Problem statement: No images are to be carried over; print all other material exactly as it stands.
***
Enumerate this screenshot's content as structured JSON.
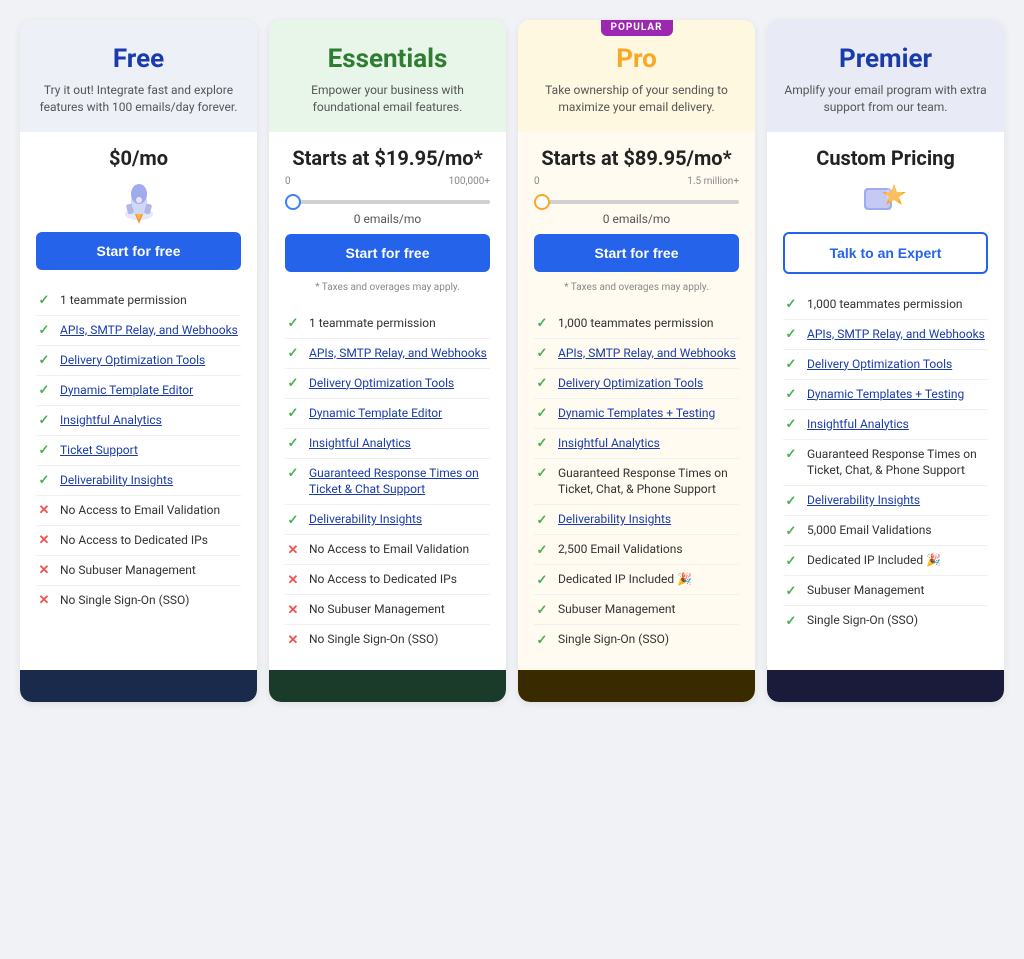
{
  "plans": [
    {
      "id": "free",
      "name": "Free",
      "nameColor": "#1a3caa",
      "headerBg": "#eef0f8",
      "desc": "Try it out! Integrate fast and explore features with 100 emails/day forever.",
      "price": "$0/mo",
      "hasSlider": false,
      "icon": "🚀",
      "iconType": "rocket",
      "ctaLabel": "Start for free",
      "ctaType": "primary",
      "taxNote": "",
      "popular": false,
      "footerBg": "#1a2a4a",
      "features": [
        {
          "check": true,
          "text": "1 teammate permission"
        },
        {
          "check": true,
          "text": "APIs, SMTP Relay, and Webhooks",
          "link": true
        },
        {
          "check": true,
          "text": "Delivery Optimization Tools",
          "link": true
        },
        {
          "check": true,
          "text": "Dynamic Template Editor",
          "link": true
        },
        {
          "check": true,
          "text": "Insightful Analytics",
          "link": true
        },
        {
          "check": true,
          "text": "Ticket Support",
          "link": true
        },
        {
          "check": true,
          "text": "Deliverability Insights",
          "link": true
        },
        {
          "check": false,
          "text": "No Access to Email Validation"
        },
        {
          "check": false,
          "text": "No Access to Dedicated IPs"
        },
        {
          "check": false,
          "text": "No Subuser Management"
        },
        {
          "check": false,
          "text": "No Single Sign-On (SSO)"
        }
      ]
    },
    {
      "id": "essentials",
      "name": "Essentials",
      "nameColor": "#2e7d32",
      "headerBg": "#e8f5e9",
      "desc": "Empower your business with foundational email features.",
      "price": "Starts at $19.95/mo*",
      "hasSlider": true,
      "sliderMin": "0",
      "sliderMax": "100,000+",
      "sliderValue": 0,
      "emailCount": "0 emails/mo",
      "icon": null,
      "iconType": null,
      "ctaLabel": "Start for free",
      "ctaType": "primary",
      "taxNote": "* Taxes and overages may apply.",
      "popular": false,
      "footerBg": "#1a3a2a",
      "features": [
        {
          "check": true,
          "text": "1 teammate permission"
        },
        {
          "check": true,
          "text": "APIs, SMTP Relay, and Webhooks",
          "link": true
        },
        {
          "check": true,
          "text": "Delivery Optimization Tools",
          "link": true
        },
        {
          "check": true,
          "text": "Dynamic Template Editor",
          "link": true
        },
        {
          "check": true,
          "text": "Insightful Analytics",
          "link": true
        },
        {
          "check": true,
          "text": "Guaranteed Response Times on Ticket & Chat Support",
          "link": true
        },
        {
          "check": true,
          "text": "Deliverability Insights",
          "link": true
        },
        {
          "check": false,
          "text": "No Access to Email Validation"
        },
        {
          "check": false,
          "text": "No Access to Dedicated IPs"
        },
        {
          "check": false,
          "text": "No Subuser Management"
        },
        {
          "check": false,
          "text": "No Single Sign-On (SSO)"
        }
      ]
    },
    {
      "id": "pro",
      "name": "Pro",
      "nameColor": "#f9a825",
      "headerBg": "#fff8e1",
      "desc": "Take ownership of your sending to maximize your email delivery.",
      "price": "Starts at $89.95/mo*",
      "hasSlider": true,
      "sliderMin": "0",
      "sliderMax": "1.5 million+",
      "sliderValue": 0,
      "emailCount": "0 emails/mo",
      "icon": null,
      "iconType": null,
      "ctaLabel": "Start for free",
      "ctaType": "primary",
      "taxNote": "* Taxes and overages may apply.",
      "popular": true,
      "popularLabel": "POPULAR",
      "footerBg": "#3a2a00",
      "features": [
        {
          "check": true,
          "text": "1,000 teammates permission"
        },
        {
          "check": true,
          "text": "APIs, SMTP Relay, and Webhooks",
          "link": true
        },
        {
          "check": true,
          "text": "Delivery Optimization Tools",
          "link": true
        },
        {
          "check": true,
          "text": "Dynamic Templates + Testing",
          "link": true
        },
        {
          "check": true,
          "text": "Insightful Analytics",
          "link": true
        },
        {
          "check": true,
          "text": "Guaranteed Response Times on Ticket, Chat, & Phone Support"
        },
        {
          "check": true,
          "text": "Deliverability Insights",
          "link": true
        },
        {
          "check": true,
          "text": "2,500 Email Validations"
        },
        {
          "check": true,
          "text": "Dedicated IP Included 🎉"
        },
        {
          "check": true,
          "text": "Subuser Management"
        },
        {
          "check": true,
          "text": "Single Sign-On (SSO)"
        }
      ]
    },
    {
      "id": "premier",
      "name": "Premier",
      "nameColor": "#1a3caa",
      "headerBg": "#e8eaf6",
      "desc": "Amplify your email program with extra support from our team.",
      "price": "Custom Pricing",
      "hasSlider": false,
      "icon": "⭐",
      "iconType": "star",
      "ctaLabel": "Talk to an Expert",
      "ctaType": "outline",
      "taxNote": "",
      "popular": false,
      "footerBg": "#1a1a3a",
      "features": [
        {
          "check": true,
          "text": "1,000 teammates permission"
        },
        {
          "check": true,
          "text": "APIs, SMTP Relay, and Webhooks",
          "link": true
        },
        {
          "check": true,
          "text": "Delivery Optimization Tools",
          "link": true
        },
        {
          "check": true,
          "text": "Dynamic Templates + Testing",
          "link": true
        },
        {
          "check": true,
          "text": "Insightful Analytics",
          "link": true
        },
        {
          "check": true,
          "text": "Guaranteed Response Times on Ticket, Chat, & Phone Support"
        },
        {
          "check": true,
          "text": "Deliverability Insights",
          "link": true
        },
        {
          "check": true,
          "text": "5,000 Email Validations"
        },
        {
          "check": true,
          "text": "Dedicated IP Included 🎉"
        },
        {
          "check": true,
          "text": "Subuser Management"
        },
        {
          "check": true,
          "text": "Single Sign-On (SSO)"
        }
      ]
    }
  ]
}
***
Problem solution:
Enumerate this screenshot's content as structured JSON.
{
  "plans": [
    {
      "id": "free",
      "name": "Free",
      "nameColor": "#1a3caa",
      "headerBg": "#eef0f8",
      "desc": "Try it out! Integrate fast and explore features with 100 emails/day forever.",
      "price": "$0/mo",
      "hasSlider": false,
      "icon": "🚀",
      "iconType": "rocket",
      "ctaLabel": "Start for free",
      "ctaType": "primary",
      "taxNote": "",
      "popular": false,
      "footerBg": "#1a2a4a",
      "features": [
        {
          "check": true,
          "text": "1 teammate permission"
        },
        {
          "check": true,
          "text": "APIs, SMTP Relay, and Webhooks",
          "link": true
        },
        {
          "check": true,
          "text": "Delivery Optimization Tools",
          "link": true
        },
        {
          "check": true,
          "text": "Dynamic Template Editor",
          "link": true
        },
        {
          "check": true,
          "text": "Insightful Analytics",
          "link": true
        },
        {
          "check": true,
          "text": "Ticket Support",
          "link": true
        },
        {
          "check": true,
          "text": "Deliverability Insights",
          "link": true
        },
        {
          "check": false,
          "text": "No Access to Email Validation"
        },
        {
          "check": false,
          "text": "No Access to Dedicated IPs"
        },
        {
          "check": false,
          "text": "No Subuser Management"
        },
        {
          "check": false,
          "text": "No Single Sign-On (SSO)"
        }
      ]
    },
    {
      "id": "essentials",
      "name": "Essentials",
      "nameColor": "#2e7d32",
      "headerBg": "#e8f5e9",
      "desc": "Empower your business with foundational email features.",
      "price": "Starts at $19.95/mo*",
      "hasSlider": true,
      "sliderMin": "0",
      "sliderMax": "100,000+",
      "sliderValue": 0,
      "emailCount": "0 emails/mo",
      "icon": null,
      "iconType": null,
      "ctaLabel": "Start for free",
      "ctaType": "primary",
      "taxNote": "* Taxes and overages may apply.",
      "popular": false,
      "footerBg": "#1a3a2a",
      "features": [
        {
          "check": true,
          "text": "1 teammate permission"
        },
        {
          "check": true,
          "text": "APIs, SMTP Relay, and Webhooks",
          "link": true
        },
        {
          "check": true,
          "text": "Delivery Optimization Tools",
          "link": true
        },
        {
          "check": true,
          "text": "Dynamic Template Editor",
          "link": true
        },
        {
          "check": true,
          "text": "Insightful Analytics",
          "link": true
        },
        {
          "check": true,
          "text": "Guaranteed Response Times on Ticket & Chat Support",
          "link": true
        },
        {
          "check": true,
          "text": "Deliverability Insights",
          "link": true
        },
        {
          "check": false,
          "text": "No Access to Email Validation"
        },
        {
          "check": false,
          "text": "No Access to Dedicated IPs"
        },
        {
          "check": false,
          "text": "No Subuser Management"
        },
        {
          "check": false,
          "text": "No Single Sign-On (SSO)"
        }
      ]
    },
    {
      "id": "pro",
      "name": "Pro",
      "nameColor": "#f9a825",
      "headerBg": "#fff8e1",
      "desc": "Take ownership of your sending to maximize your email delivery.",
      "price": "Starts at $89.95/mo*",
      "hasSlider": true,
      "sliderMin": "0",
      "sliderMax": "1.5 million+",
      "sliderValue": 0,
      "emailCount": "0 emails/mo",
      "icon": null,
      "iconType": null,
      "ctaLabel": "Start for free",
      "ctaType": "primary",
      "taxNote": "* Taxes and overages may apply.",
      "popular": true,
      "popularLabel": "POPULAR",
      "footerBg": "#3a2a00",
      "features": [
        {
          "check": true,
          "text": "1,000 teammates permission"
        },
        {
          "check": true,
          "text": "APIs, SMTP Relay, and Webhooks",
          "link": true
        },
        {
          "check": true,
          "text": "Delivery Optimization Tools",
          "link": true
        },
        {
          "check": true,
          "text": "Dynamic Templates + Testing",
          "link": true
        },
        {
          "check": true,
          "text": "Insightful Analytics",
          "link": true
        },
        {
          "check": true,
          "text": "Guaranteed Response Times on Ticket, Chat, & Phone Support"
        },
        {
          "check": true,
          "text": "Deliverability Insights",
          "link": true
        },
        {
          "check": true,
          "text": "2,500 Email Validations"
        },
        {
          "check": true,
          "text": "Dedicated IP Included 🎉"
        },
        {
          "check": true,
          "text": "Subuser Management"
        },
        {
          "check": true,
          "text": "Single Sign-On (SSO)"
        }
      ]
    },
    {
      "id": "premier",
      "name": "Premier",
      "nameColor": "#1a3caa",
      "headerBg": "#e8eaf6",
      "desc": "Amplify your email program with extra support from our team.",
      "price": "Custom Pricing",
      "hasSlider": false,
      "icon": "⭐",
      "iconType": "star",
      "ctaLabel": "Talk to an Expert",
      "ctaType": "outline",
      "taxNote": "",
      "popular": false,
      "footerBg": "#1a1a3a",
      "features": [
        {
          "check": true,
          "text": "1,000 teammates permission"
        },
        {
          "check": true,
          "text": "APIs, SMTP Relay, and Webhooks",
          "link": true
        },
        {
          "check": true,
          "text": "Delivery Optimization Tools",
          "link": true
        },
        {
          "check": true,
          "text": "Dynamic Templates + Testing",
          "link": true
        },
        {
          "check": true,
          "text": "Insightful Analytics",
          "link": true
        },
        {
          "check": true,
          "text": "Guaranteed Response Times on Ticket, Chat, & Phone Support"
        },
        {
          "check": true,
          "text": "Deliverability Insights",
          "link": true
        },
        {
          "check": true,
          "text": "5,000 Email Validations"
        },
        {
          "check": true,
          "text": "Dedicated IP Included 🎉"
        },
        {
          "check": true,
          "text": "Subuser Management"
        },
        {
          "check": true,
          "text": "Single Sign-On (SSO)"
        }
      ]
    }
  ]
}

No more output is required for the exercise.